• **Work to complete**:
Your task is to copy the listing exactly, with the pictures left out.

Stored entries:
Begin
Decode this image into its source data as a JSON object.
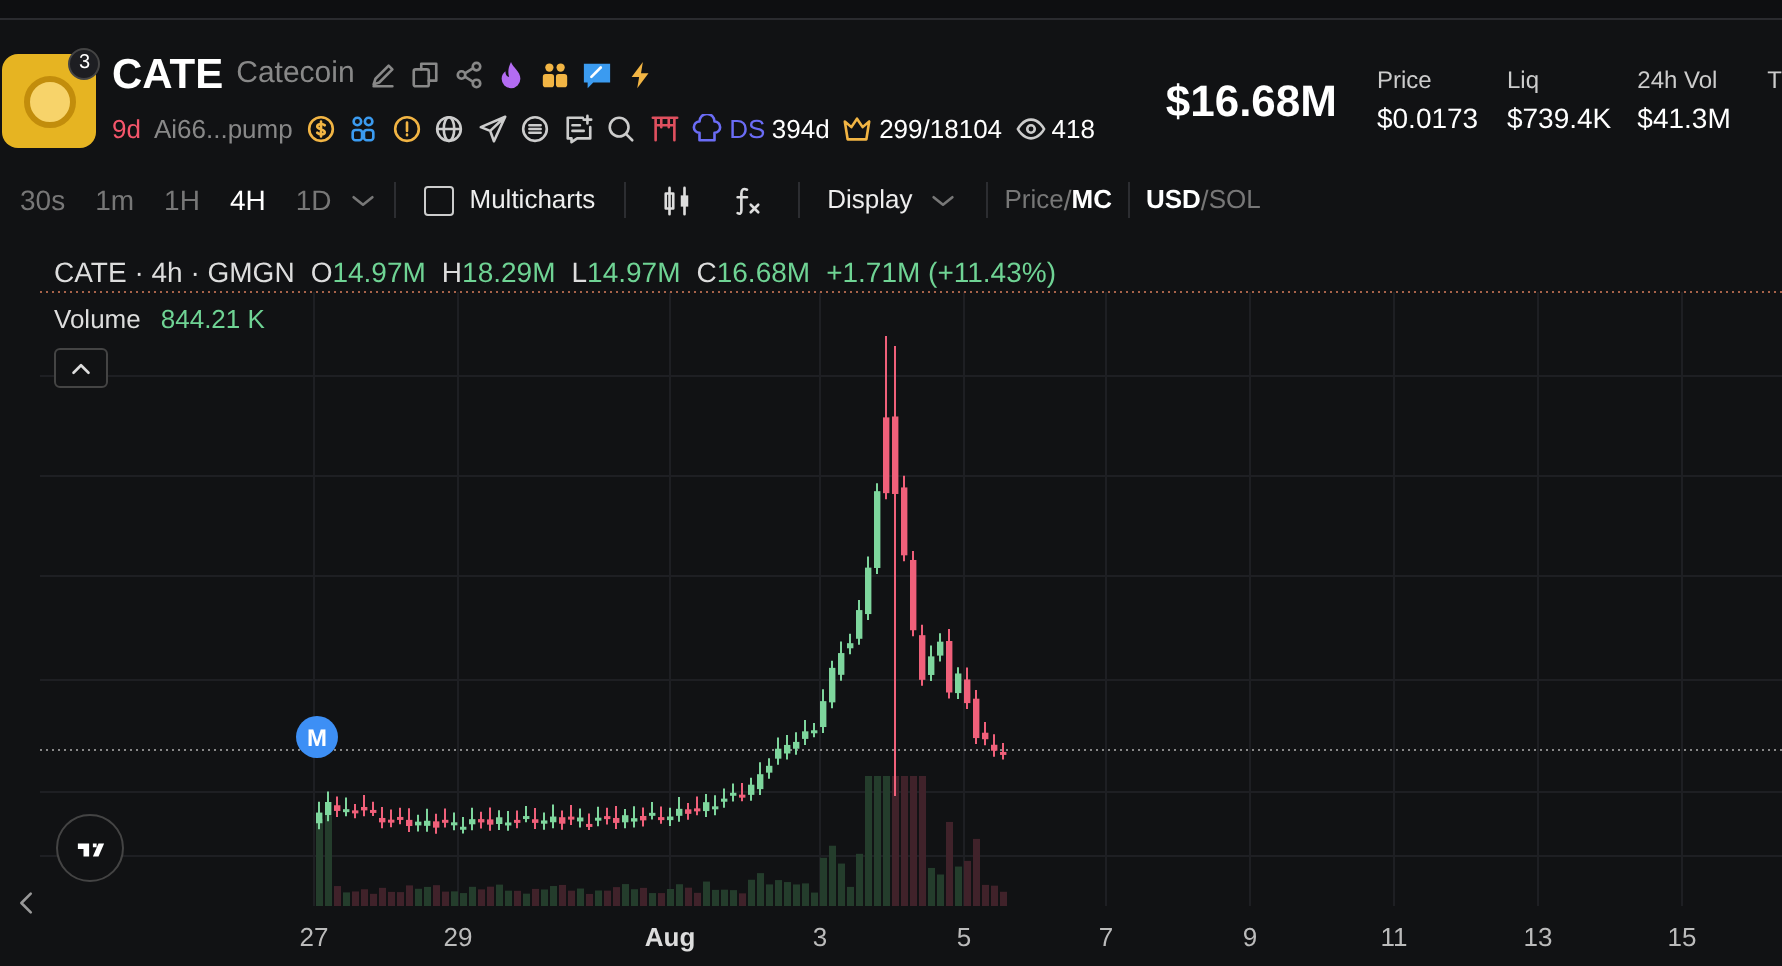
{
  "token": {
    "symbol": "CATE",
    "name": "Catecoin",
    "badge_count": "3",
    "age": "9d",
    "address": "Ai66...pump",
    "ds_label": "DS",
    "ds_age": "394d",
    "holders": "299/18104",
    "views": "418"
  },
  "market_cap": "$16.68M",
  "stats": [
    {
      "label": "Price",
      "value": "$0.0173"
    },
    {
      "label": "Liq",
      "value": "$739.4K"
    },
    {
      "label": "24h Vol",
      "value": "$41.3M"
    },
    {
      "label": "T"
    }
  ],
  "intervals": [
    {
      "label": "30s",
      "selected": false
    },
    {
      "label": "1m",
      "selected": false
    },
    {
      "label": "1H",
      "selected": false
    },
    {
      "label": "4H",
      "selected": true
    },
    {
      "label": "1D",
      "selected": false
    }
  ],
  "multicharts": {
    "label": "Multicharts",
    "checked": false
  },
  "display": "Display",
  "price_mode_separator": "/",
  "currency_separator": "/",
  "price_mode": [
    {
      "label": "Price",
      "selected": false
    },
    {
      "label": "MC",
      "selected": true
    }
  ],
  "currency": [
    {
      "label": "USD",
      "selected": true
    },
    {
      "label": "SOL",
      "selected": false
    }
  ],
  "legend": {
    "title": "CATE · 4h · GMGN",
    "ohlc": [
      {
        "key": "O",
        "value": "14.97M"
      },
      {
        "key": "H",
        "value": "18.29M"
      },
      {
        "key": "L",
        "value": "14.97M"
      },
      {
        "key": "C",
        "value": "16.68M"
      }
    ],
    "change": "+1.71M (+11.43%)"
  },
  "volume": {
    "label": "Volume",
    "value": "844.21 K"
  },
  "marker": "M",
  "x_labels": [
    {
      "label": "27",
      "kind": "day"
    },
    {
      "label": "29",
      "kind": "day"
    },
    {
      "label": "Aug",
      "kind": "month"
    },
    {
      "label": "3",
      "kind": "day"
    },
    {
      "label": "5",
      "kind": "day"
    },
    {
      "label": "7",
      "kind": "day"
    },
    {
      "label": "9",
      "kind": "day"
    },
    {
      "label": "11",
      "kind": "day"
    },
    {
      "label": "13",
      "kind": "day"
    },
    {
      "label": "15",
      "kind": "day"
    }
  ]
}
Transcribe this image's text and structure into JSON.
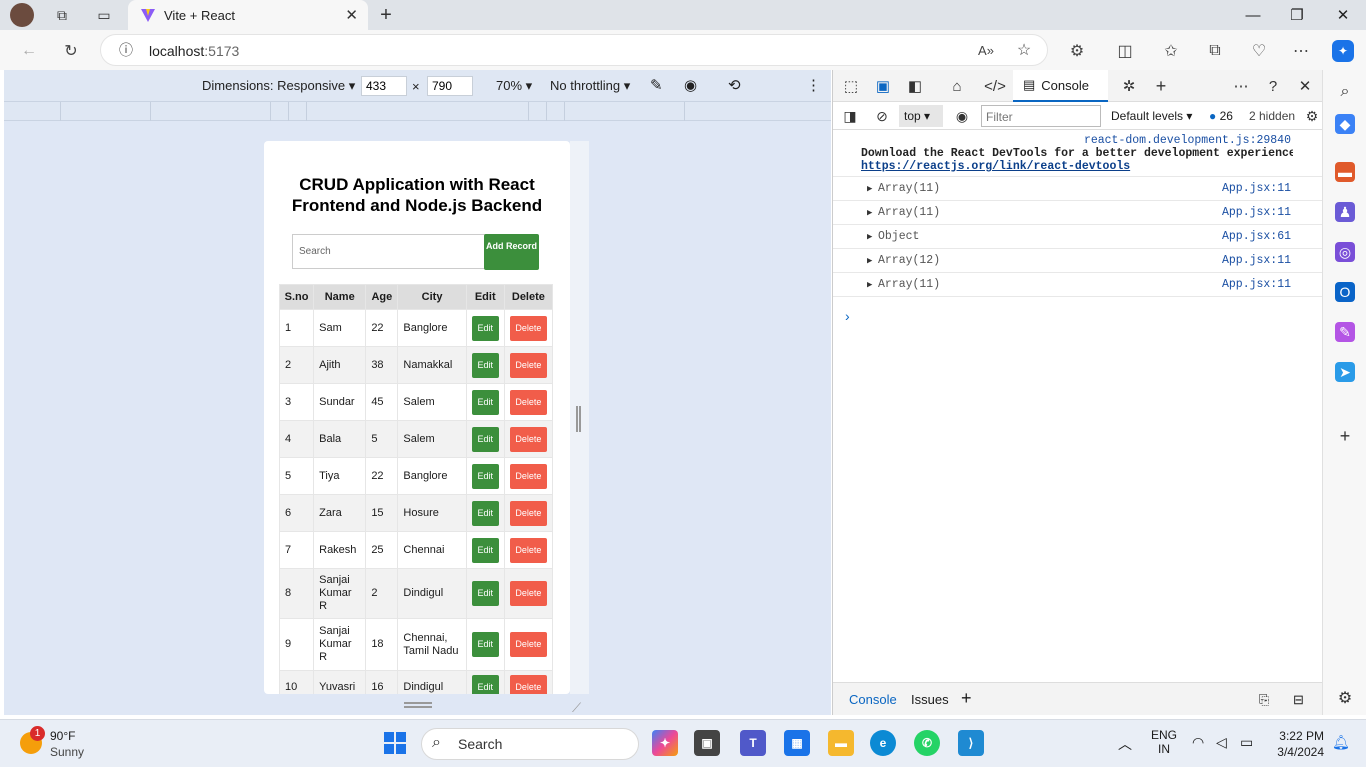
{
  "browser": {
    "tab_title": "Vite + React",
    "url_host": "localhost",
    "url_port": ":5173"
  },
  "device_toolbar": {
    "dimensions_label": "Dimensions: Responsive",
    "width": "433",
    "height": "790",
    "times": "×",
    "zoom": "70%",
    "throttling": "No throttling"
  },
  "app": {
    "title": "CRUD Application with React Frontend and Node.js Backend",
    "search_placeholder": "Search",
    "add_button": "Add Record",
    "columns": [
      "S.no",
      "Name",
      "Age",
      "City",
      "Edit",
      "Delete"
    ],
    "edit_label": "Edit",
    "delete_label": "Delete",
    "rows": [
      {
        "sno": "1",
        "name": "Sam",
        "age": "22",
        "city": "Banglore"
      },
      {
        "sno": "2",
        "name": "Ajith",
        "age": "38",
        "city": "Namakkal"
      },
      {
        "sno": "3",
        "name": "Sundar",
        "age": "45",
        "city": "Salem"
      },
      {
        "sno": "4",
        "name": "Bala",
        "age": "5",
        "city": "Salem"
      },
      {
        "sno": "5",
        "name": "Tiya",
        "age": "22",
        "city": "Banglore"
      },
      {
        "sno": "6",
        "name": "Zara",
        "age": "15",
        "city": "Hosure"
      },
      {
        "sno": "7",
        "name": "Rakesh",
        "age": "25",
        "city": "Chennai"
      },
      {
        "sno": "8",
        "name": "Sanjai Kumar R",
        "age": "2",
        "city": "Dindigul"
      },
      {
        "sno": "9",
        "name": "Sanjai Kumar R",
        "age": "18",
        "city": "Chennai, Tamil Nadu"
      },
      {
        "sno": "10",
        "name": "Yuvasri",
        "age": "16",
        "city": "Dindigul"
      }
    ]
  },
  "devtools": {
    "console_tab": "Console",
    "context": "top",
    "filter_placeholder": "Filter",
    "levels": "Default levels",
    "issue_count": "26",
    "hidden": "2 hidden",
    "message_source": "react-dom.development.js:29840",
    "message_text": "Download the React DevTools for a better development experience: h",
    "message_link": "https://reactjs.org/link/react-devtools",
    "logs": [
      {
        "value": "Array(11)",
        "source": "App.jsx:11"
      },
      {
        "value": "Array(11)",
        "source": "App.jsx:11"
      },
      {
        "value": "Object",
        "source": "App.jsx:61"
      },
      {
        "value": "Array(12)",
        "source": "App.jsx:11"
      },
      {
        "value": "Array(11)",
        "source": "App.jsx:11"
      }
    ],
    "drawer_console": "Console",
    "drawer_issues": "Issues"
  },
  "taskbar": {
    "weather_badge": "1",
    "temperature": "90°F",
    "condition": "Sunny",
    "search": "Search",
    "lang_1": "ENG",
    "lang_2": "IN",
    "time": "3:22 PM",
    "date": "3/4/2024"
  },
  "colors": {
    "edit_green": "#3c8f3c",
    "delete_red": "#f15d4a",
    "devtools_blue": "#0a66c2"
  }
}
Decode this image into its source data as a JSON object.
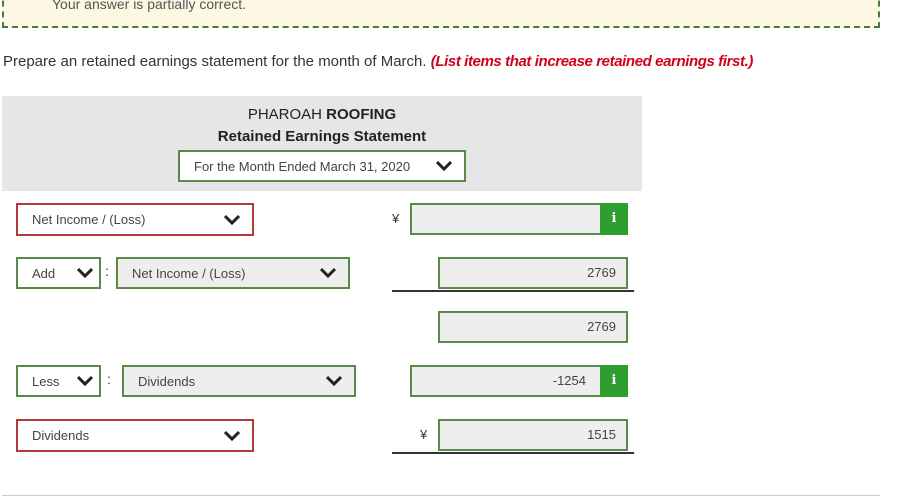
{
  "banner": {
    "text": "Your answer is partially correct."
  },
  "instructions": {
    "text": "Prepare an retained earnings statement for the month of March.",
    "note": "(List items that increase retained earnings first.)"
  },
  "statement": {
    "company_prefix": "PHAROAH",
    "company_bold": "ROOFING",
    "title": "Retained Earnings Statement",
    "period": "For the Month Ended March 31, 2020"
  },
  "rows": {
    "r1": {
      "label": "Net Income / (Loss)",
      "currency": "¥",
      "amount": ""
    },
    "r2": {
      "op": "Add",
      "label": "Net Income / (Loss)",
      "amount": "2769"
    },
    "r3": {
      "amount": "2769"
    },
    "r4": {
      "op": "Less",
      "label": "Dividends",
      "amount": "-1254"
    },
    "r5": {
      "label": "Dividends",
      "currency": "¥",
      "amount": "1515"
    }
  },
  "info_icon": {
    "glyph": "i",
    "name": "info-icon"
  },
  "colors": {
    "correct": "#5a8a4a",
    "incorrect": "#b23a3a",
    "info": "#2e9e2e",
    "note": "#d0021b"
  }
}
End
• **Answer to the task**:
Decode this image into its source data as a JSON object.
{
  "token": {
    "symbol": "CATE",
    "name": "Catecoin",
    "badge_count": "3",
    "age": "9d",
    "address": "Ai66...pump",
    "ds_label": "DS",
    "ds_age": "394d",
    "holders": "299/18104",
    "views": "418"
  },
  "market_cap": "$16.68M",
  "stats": [
    {
      "label": "Price",
      "value": "$0.0173"
    },
    {
      "label": "Liq",
      "value": "$739.4K"
    },
    {
      "label": "24h Vol",
      "value": "$41.3M"
    },
    {
      "label": "T"
    }
  ],
  "intervals": [
    {
      "label": "30s",
      "selected": false
    },
    {
      "label": "1m",
      "selected": false
    },
    {
      "label": "1H",
      "selected": false
    },
    {
      "label": "4H",
      "selected": true
    },
    {
      "label": "1D",
      "selected": false
    }
  ],
  "multicharts": {
    "label": "Multicharts",
    "checked": false
  },
  "display": "Display",
  "price_mode_separator": "/",
  "currency_separator": "/",
  "price_mode": [
    {
      "label": "Price",
      "selected": false
    },
    {
      "label": "MC",
      "selected": true
    }
  ],
  "currency": [
    {
      "label": "USD",
      "selected": true
    },
    {
      "label": "SOL",
      "selected": false
    }
  ],
  "legend": {
    "title": "CATE · 4h · GMGN",
    "ohlc": [
      {
        "key": "O",
        "value": "14.97M"
      },
      {
        "key": "H",
        "value": "18.29M"
      },
      {
        "key": "L",
        "value": "14.97M"
      },
      {
        "key": "C",
        "value": "16.68M"
      }
    ],
    "change": "+1.71M (+11.43%)"
  },
  "volume": {
    "label": "Volume",
    "value": "844.21 K"
  },
  "marker": "M",
  "x_labels": [
    {
      "label": "27",
      "kind": "day"
    },
    {
      "label": "29",
      "kind": "day"
    },
    {
      "label": "Aug",
      "kind": "month"
    },
    {
      "label": "3",
      "kind": "day"
    },
    {
      "label": "5",
      "kind": "day"
    },
    {
      "label": "7",
      "kind": "day"
    },
    {
      "label": "9",
      "kind": "day"
    },
    {
      "label": "11",
      "kind": "day"
    },
    {
      "label": "13",
      "kind": "day"
    },
    {
      "label": "15",
      "kind": "day"
    }
  ]
}
Transcribe this image's text and structure into JSON.
{
  "browser": {
    "tab_title": "Vite + React",
    "url_host": "localhost",
    "url_port": ":5173"
  },
  "device_toolbar": {
    "dimensions_label": "Dimensions: Responsive",
    "width": "433",
    "height": "790",
    "times": "×",
    "zoom": "70%",
    "throttling": "No throttling"
  },
  "app": {
    "title": "CRUD Application with React Frontend and Node.js Backend",
    "search_placeholder": "Search",
    "add_button": "Add Record",
    "columns": [
      "S.no",
      "Name",
      "Age",
      "City",
      "Edit",
      "Delete"
    ],
    "edit_label": "Edit",
    "delete_label": "Delete",
    "rows": [
      {
        "sno": "1",
        "name": "Sam",
        "age": "22",
        "city": "Banglore"
      },
      {
        "sno": "2",
        "name": "Ajith",
        "age": "38",
        "city": "Namakkal"
      },
      {
        "sno": "3",
        "name": "Sundar",
        "age": "45",
        "city": "Salem"
      },
      {
        "sno": "4",
        "name": "Bala",
        "age": "5",
        "city": "Salem"
      },
      {
        "sno": "5",
        "name": "Tiya",
        "age": "22",
        "city": "Banglore"
      },
      {
        "sno": "6",
        "name": "Zara",
        "age": "15",
        "city": "Hosure"
      },
      {
        "sno": "7",
        "name": "Rakesh",
        "age": "25",
        "city": "Chennai"
      },
      {
        "sno": "8",
        "name": "Sanjai Kumar R",
        "age": "2",
        "city": "Dindigul"
      },
      {
        "sno": "9",
        "name": "Sanjai Kumar R",
        "age": "18",
        "city": "Chennai, Tamil Nadu"
      },
      {
        "sno": "10",
        "name": "Yuvasri",
        "age": "16",
        "city": "Dindigul"
      }
    ]
  },
  "devtools": {
    "console_tab": "Console",
    "context": "top",
    "filter_placeholder": "Filter",
    "levels": "Default levels",
    "issue_count": "26",
    "hidden": "2 hidden",
    "message_source": "react-dom.development.js:29840",
    "message_text": "Download the React DevTools for a better development experience: h",
    "message_link": "https://reactjs.org/link/react-devtools",
    "logs": [
      {
        "value": "Array(11)",
        "source": "App.jsx:11"
      },
      {
        "value": "Array(11)",
        "source": "App.jsx:11"
      },
      {
        "value": "Object",
        "source": "App.jsx:61"
      },
      {
        "value": "Array(12)",
        "source": "App.jsx:11"
      },
      {
        "value": "Array(11)",
        "source": "App.jsx:11"
      }
    ],
    "drawer_console": "Console",
    "drawer_issues": "Issues"
  },
  "taskbar": {
    "weather_badge": "1",
    "temperature": "90°F",
    "condition": "Sunny",
    "search": "Search",
    "lang_1": "ENG",
    "lang_2": "IN",
    "time": "3:22 PM",
    "date": "3/4/2024"
  },
  "colors": {
    "edit_green": "#3c8f3c",
    "delete_red": "#f15d4a",
    "devtools_blue": "#0a66c2"
  }
}
Decode this image into its source data as a JSON object.
{
  "banner": {
    "text": "Your answer is partially correct."
  },
  "instructions": {
    "text": "Prepare an retained earnings statement for the month of March.",
    "note": "(List items that increase retained earnings first.)"
  },
  "statement": {
    "company_prefix": "PHAROAH",
    "company_bold": "ROOFING",
    "title": "Retained Earnings Statement",
    "period": "For the Month Ended March 31, 2020"
  },
  "rows": {
    "r1": {
      "label": "Net Income / (Loss)",
      "currency": "¥",
      "amount": ""
    },
    "r2": {
      "op": "Add",
      "label": "Net Income / (Loss)",
      "amount": "2769"
    },
    "r3": {
      "amount": "2769"
    },
    "r4": {
      "op": "Less",
      "label": "Dividends",
      "amount": "-1254"
    },
    "r5": {
      "label": "Dividends",
      "currency": "¥",
      "amount": "1515"
    }
  },
  "info_icon": {
    "glyph": "i",
    "name": "info-icon"
  },
  "colors": {
    "correct": "#5a8a4a",
    "incorrect": "#b23a3a",
    "info": "#2e9e2e",
    "note": "#d0021b"
  }
}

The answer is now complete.